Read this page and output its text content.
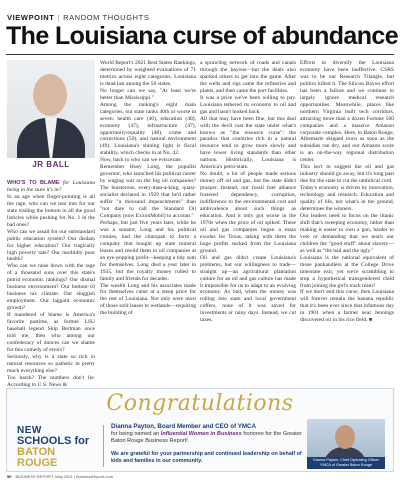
VIEWPOINT | RANDOM THOUGHTS
The Louisiana curse of abundance
JR BALL

WHO'S TO BLAME for Louisiana being in the state it's in?

In an age when finger-pointing is all the rage, who can we tear into for our state trailing the bottom in all the good listicles while pushing for No. 1 in the bad ones?

Who can we assail for our substandard public education system? Our disdain for higher education? Our tragically high poverty rate? Our morbidly poor health?

Who can we raise down with the rage of a thousand suns over this state's putrid economic rankings? Our dismal business environment? Our bottom-10 business tax climate. Our sluggish employment. Our laggard economic growth?

If mandered of blame is America's favorite pastime, as former LSU baseball legend Skip Bertman once told me, then who among our confederacy of dunces can we shame for this comedy of errors?

Seriously, why is a state so rich in natural resources so pathetic in pretty much everything else?

Too harsh? The numbers don't lie. According to U.S. News &

World Report's 2021 Best States Rankings, determined by weighted evaluations of 71 metrics across eight categories, Louisiana is dead last among the 50 states.

No longer can we say, "At least we're better than Mississippi."

Among the ranking's eight main categories, our state ranks 40th or worse in seven: health care (46), education (48), economy (47), infrastructure (47), opportunity/equality (48), crime and corrections (50), and natural environment (49). Louisiana's shining light is fiscal stability, which checks in at No. 42.

Now, back to who can we eviscerate.

Remember Huey Long, the populist governor, who launched his political career by waging war on the big oil companies? The boisterous, every-man-a-king, quasi-socialist declared in 1929 that he'd rather suffer "a thousand impeachments" than "not dare to call the Standard Oil Company (now ExxonMobil) to account."

Perhaps, but just five years later, while he was a senator, Long and his political cronies, had the chutzpah to form a company that bought up state mineral leases and resold them to oil companies at an eye-popping profit—keeping a tidy sum for themselves. Long died a year later in 1935, but the royalty money rolled to family and friends for decades.

The wealth Long and his associates made for themselves came at a steep price for the rest of Louisiana. Not only were most of those sold leases to wetlands—requiring the building of

a sprawling network of roads and canals through the bayous—but the deals also sparked others to get into the game. After the wells and rigs came the refineries and plants, and then came the port facilities.

It was a price we've been willing to pay. Louisiana tethered its economy to oil and gas and hasn't looked back.

All that may have been fine, but this deal with the devil cast the state under what's known as "the resource curse": the paradox that countries rich in a natural resource tend to grow more slowly and have lower living standards than other nations. Historically, Louisiana is America's petro-state.

No doubt, a lot of people made serious money off oil and gas, but the state didn't prosper. Instead, our fossil fuel alliance fostered dependency, corruption, indifference to the environmental cost and ambivalence about such things as education. And it only got worse in the 1970s when the price of oil spiked. These oil and gas companies began a mass exodus for Texas, taking with them the huge profits sucked from the Louisiana ground.

Oil and gas didn't create Louisiana's problems, but our willingness to trade—straight up—an agricultural plantation culture for an oil and gas culture has made it impossible for us to adapt to an evolving economy. As bad, when the money was rolling into state and local government coffers, none of it was saved for investments or rainy days. Instead, we cut taxes.

Efforts to diversify the Louisiana economy have been ineffective. CSRS was to be our Research Triangle, but politics killed it. The Silicon Bayou effort has been a failure and we continue to largely ignore medical research opportunities. Meanwhile, places like northern Virginia built tech corridors, attracting more than a dozen Fortune 500 companies and a massive Amazon corporate complex. Here, in Baton Rouge, Albemarle skipped town as soon as the subsidies ran dry, and our Amazon score is an on-the-way regional distribution center.

This isn't to suggest the oil and gas industry should go away, but it's long past due for the state to cut the umbilical cord.

Today's economy is driven by innovation, technology and research. Education and quality of life, not what's in the ground, determines the winners.

Our leaders need to focus on the titanic shift that's sweeping economy, rather than making it easier to own a gun, harder to vote or demanding that we teach our children the "good stuff" about slavery—as well as "the bad and the ugly."

Louisiana is the national equivalent of those panhandlers at the College Drive interstate exit, yet we're scrambling to stop a hypothetical transgendered child from joining the girl's track team?

If we don't end this curse, then Louisiana will forever remain the banana republic that it's been ever since that infamous day in 1901 when a farmer near Jennings discovered oil in his rice field. ■

Congratulations
NEW
SCHOOLS for
BATON ROUGE
Dianna Payton, Board Member and CEO of YMCA
for being named an Influential Women in Business honoree for the Greater Baton Rouge Business Report!
We are grateful for your partnership and continued leadership on behalf of kids and families in our community.	Dianna Payton, Chief Operating Officer YMCA of Greater Baton Rouge
90 BUSINESS REPORT, May 2021 | BusinessReport.com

──────

> **Aim of the exercise**:
Locate the word "with" in the records and collect each line it appears in.

> **Response**:
Who can we raise down with the rage of a thousand suns over this state's putrid economic rankings? Our dismal business environment? Our bottom-10 business tax climate. Our sluggish employment. Our laggard economic growth?
All that may have been fine, but this deal with the devil cast the state under what's known as "the resource curse": the paradox that countries rich in a natural resource tend to grow more slowly and have lower living standards than other nations. Historically, Louisiana is America's petro-state.
No doubt, a lot of people made serious money off oil and gas, but the state didn't prosper. Instead, our fossil fuel alliance fostered dependency, corruption, indifference to the environmental cost and ambivalence about such things as education. And it only got worse in the 1970s when the price of oil spiked. These oil and gas companies began a mass exodus for Texas, taking with them the huge profits sucked from the Louisiana ground.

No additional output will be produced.